── Provided records

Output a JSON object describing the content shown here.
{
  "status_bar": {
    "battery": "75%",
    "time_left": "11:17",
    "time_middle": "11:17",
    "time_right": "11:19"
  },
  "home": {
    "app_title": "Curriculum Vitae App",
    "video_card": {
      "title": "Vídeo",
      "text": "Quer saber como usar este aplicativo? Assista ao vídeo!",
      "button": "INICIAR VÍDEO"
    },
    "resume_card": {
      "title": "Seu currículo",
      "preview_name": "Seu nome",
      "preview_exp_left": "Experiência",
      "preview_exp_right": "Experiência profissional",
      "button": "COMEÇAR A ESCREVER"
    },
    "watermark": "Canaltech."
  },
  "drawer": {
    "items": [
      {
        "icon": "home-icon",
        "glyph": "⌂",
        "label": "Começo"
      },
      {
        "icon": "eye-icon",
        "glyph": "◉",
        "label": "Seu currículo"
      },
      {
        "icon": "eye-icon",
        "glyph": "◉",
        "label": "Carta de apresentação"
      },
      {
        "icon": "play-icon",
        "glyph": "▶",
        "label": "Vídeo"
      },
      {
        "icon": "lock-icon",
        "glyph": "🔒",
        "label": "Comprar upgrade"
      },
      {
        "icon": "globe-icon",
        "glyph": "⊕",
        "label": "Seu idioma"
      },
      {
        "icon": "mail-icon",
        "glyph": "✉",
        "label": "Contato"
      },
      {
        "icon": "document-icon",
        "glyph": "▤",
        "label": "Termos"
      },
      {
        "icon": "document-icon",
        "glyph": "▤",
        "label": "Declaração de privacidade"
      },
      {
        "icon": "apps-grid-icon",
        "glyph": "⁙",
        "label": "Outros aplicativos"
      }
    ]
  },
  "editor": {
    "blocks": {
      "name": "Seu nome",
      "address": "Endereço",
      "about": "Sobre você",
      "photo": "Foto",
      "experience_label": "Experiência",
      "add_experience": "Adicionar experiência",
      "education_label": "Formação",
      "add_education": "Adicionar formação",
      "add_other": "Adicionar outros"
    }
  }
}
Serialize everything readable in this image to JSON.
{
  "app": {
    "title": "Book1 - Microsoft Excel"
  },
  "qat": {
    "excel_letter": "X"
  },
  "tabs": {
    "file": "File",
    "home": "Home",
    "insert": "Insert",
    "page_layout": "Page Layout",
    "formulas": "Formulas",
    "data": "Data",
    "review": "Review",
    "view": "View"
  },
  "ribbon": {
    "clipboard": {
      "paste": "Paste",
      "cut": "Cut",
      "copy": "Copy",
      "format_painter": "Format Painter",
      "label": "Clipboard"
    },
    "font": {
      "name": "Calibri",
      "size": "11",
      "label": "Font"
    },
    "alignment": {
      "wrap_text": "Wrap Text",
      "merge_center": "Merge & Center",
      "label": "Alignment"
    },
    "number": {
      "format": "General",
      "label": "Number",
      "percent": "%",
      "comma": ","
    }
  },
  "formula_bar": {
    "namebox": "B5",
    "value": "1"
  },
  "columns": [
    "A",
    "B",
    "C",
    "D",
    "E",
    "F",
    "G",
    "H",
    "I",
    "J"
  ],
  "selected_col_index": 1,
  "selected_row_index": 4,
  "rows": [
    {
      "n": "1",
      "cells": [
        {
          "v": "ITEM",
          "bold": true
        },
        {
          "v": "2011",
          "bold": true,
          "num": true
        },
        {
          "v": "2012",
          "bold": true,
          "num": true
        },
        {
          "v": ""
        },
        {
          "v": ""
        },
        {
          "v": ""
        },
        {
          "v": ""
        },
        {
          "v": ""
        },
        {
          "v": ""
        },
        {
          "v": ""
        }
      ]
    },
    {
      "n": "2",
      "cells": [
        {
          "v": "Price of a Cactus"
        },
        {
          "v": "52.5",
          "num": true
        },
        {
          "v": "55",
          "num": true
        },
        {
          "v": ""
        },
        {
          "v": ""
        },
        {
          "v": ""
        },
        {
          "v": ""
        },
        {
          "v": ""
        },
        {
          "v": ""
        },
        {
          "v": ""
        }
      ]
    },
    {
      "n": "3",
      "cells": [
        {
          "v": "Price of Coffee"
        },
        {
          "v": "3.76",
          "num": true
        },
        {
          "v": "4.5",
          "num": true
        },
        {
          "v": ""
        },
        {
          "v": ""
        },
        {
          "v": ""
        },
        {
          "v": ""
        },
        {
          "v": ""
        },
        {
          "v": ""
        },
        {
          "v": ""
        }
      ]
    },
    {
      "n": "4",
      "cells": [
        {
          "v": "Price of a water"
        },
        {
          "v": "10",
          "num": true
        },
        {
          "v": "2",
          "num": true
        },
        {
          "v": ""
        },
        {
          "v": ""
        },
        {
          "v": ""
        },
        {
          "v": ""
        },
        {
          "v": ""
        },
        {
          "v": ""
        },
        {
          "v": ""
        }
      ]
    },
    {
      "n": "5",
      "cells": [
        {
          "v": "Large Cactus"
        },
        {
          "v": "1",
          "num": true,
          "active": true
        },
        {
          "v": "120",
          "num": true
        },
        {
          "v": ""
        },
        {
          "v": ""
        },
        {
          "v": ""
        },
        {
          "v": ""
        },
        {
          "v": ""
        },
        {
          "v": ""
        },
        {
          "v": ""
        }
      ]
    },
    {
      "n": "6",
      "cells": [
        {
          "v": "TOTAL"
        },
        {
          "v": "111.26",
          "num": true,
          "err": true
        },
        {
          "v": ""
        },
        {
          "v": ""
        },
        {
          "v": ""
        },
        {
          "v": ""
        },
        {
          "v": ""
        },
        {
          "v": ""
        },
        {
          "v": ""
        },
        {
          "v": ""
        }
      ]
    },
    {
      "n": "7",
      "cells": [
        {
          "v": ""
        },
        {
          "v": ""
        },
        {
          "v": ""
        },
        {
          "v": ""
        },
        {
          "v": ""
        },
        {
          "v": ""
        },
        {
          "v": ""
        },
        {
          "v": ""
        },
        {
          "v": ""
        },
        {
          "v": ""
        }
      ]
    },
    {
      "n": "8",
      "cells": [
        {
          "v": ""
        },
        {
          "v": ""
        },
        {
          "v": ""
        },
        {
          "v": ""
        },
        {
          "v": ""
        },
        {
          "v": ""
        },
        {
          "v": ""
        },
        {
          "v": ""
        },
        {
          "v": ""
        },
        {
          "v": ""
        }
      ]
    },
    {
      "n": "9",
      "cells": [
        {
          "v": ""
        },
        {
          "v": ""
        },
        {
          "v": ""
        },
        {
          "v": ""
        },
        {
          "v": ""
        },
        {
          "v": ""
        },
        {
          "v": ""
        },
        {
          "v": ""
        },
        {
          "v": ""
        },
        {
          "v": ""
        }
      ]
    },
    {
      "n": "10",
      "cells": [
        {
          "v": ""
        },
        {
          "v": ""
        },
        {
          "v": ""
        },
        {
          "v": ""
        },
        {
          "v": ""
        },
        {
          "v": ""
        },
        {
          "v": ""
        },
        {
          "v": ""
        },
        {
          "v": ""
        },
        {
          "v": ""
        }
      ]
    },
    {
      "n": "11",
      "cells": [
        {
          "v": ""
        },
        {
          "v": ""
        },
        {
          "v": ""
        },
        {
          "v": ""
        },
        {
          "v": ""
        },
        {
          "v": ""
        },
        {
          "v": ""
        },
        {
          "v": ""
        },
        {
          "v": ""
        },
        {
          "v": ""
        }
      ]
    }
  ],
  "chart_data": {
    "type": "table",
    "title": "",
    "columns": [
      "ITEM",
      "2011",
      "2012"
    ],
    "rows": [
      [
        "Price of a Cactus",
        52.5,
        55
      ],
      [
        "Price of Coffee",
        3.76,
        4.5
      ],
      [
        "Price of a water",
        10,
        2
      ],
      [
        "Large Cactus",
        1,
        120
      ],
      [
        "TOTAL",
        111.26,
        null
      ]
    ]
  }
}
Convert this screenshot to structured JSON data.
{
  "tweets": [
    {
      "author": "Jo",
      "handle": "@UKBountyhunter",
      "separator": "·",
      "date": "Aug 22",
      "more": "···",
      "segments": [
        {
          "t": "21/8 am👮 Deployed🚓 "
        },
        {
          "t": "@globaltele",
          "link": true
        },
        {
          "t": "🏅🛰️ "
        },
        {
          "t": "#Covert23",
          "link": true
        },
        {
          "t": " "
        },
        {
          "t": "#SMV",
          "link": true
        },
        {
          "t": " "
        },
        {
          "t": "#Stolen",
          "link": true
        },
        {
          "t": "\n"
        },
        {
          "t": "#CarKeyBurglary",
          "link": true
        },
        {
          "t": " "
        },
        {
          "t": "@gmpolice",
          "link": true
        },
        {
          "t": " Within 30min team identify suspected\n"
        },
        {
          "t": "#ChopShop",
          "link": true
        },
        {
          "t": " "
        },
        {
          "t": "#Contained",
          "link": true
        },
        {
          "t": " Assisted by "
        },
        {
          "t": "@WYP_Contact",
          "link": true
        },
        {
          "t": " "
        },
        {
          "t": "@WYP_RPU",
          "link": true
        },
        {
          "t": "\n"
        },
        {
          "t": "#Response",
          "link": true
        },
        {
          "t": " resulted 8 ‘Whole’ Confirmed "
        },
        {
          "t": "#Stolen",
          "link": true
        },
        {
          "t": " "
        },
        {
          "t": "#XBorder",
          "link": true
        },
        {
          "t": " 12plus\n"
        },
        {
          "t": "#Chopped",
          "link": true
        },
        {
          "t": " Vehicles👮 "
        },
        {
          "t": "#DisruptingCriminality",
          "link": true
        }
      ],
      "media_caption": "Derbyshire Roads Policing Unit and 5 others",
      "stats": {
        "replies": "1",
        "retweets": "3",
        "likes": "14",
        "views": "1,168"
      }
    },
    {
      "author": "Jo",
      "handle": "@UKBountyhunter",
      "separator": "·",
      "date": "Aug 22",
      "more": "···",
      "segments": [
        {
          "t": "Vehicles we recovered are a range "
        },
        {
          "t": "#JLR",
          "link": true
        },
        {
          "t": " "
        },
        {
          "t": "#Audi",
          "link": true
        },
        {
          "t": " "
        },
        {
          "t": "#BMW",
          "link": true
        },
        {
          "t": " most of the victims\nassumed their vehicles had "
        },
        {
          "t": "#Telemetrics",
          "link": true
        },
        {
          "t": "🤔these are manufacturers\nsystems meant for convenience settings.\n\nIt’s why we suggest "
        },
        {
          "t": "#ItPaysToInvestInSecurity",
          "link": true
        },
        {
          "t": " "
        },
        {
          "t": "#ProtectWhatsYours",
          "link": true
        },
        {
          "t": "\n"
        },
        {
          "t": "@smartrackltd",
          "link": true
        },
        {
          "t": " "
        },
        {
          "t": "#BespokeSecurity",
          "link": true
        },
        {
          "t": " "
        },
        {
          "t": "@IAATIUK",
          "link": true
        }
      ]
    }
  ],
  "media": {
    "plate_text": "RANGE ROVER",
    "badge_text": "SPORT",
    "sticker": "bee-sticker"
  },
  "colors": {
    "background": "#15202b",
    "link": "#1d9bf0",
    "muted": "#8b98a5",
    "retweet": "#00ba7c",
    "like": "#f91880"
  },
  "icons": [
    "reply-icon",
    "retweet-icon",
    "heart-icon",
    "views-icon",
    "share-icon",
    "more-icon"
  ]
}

────

_Work required_
Only the number is wanted: how many lines of the material contain the word "button"?

_Result for this task_
2